▶ [Written task]:
Your task is to transcribe all of the records exactly and leave out the pictures.

______

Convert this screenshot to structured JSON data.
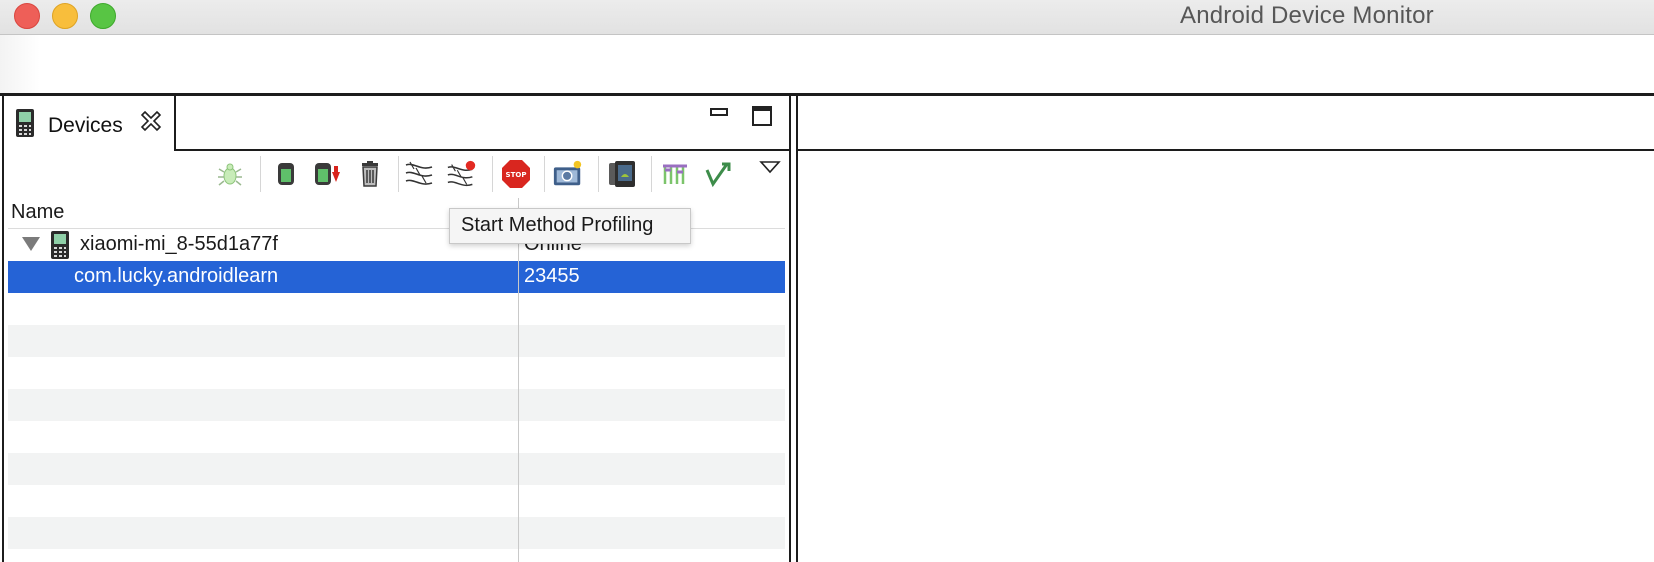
{
  "window": {
    "title": "Android Device Monitor"
  },
  "devices_view": {
    "tab_label": "Devices",
    "toolbar": [
      {
        "name": "debug-process-icon"
      },
      {
        "name": "update-heap-icon"
      },
      {
        "name": "dump-hprof-icon"
      },
      {
        "name": "cause-gc-icon"
      },
      {
        "name": "update-threads-icon"
      },
      {
        "name": "start-method-profiling-icon"
      },
      {
        "name": "stop-process-icon"
      },
      {
        "name": "screen-capture-icon"
      },
      {
        "name": "dump-view-hierarchy-icon"
      },
      {
        "name": "systrace-icon"
      },
      {
        "name": "start-opengl-trace-icon"
      },
      {
        "name": "view-menu-icon"
      }
    ],
    "table": {
      "columns": [
        "Name",
        ""
      ],
      "rows": [
        {
          "name": "xiaomi-mi_8-55d1a77f",
          "value": "Online",
          "type": "device"
        },
        {
          "name": "com.lucky.androidlearn",
          "value": "23455",
          "type": "process",
          "selected": true
        }
      ]
    },
    "tooltip": "Start Method Profiling"
  },
  "colors": {
    "selection": "#2563d6",
    "close": "#ee5f58",
    "minimize": "#f8be3c",
    "maximize": "#58c544"
  }
}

______

▶ [The response]:
Convert this screenshot to structured JSON data.
{
  "window": {
    "title": "Android Device Monitor"
  },
  "devices_view": {
    "tab_label": "Devices",
    "toolbar": [
      {
        "name": "debug-process-icon"
      },
      {
        "name": "update-heap-icon"
      },
      {
        "name": "dump-hprof-icon"
      },
      {
        "name": "cause-gc-icon"
      },
      {
        "name": "update-threads-icon"
      },
      {
        "name": "start-method-profiling-icon"
      },
      {
        "name": "stop-process-icon"
      },
      {
        "name": "screen-capture-icon"
      },
      {
        "name": "dump-view-hierarchy-icon"
      },
      {
        "name": "systrace-icon"
      },
      {
        "name": "start-opengl-trace-icon"
      },
      {
        "name": "view-menu-icon"
      }
    ],
    "table": {
      "columns": [
        "Name",
        ""
      ],
      "rows": [
        {
          "name": "xiaomi-mi_8-55d1a77f",
          "value": "Online",
          "type": "device"
        },
        {
          "name": "com.lucky.androidlearn",
          "value": "23455",
          "type": "process",
          "selected": true
        }
      ]
    },
    "tooltip": "Start Method Profiling"
  },
  "colors": {
    "selection": "#2563d6",
    "close": "#ee5f58",
    "minimize": "#f8be3c",
    "maximize": "#58c544"
  }
}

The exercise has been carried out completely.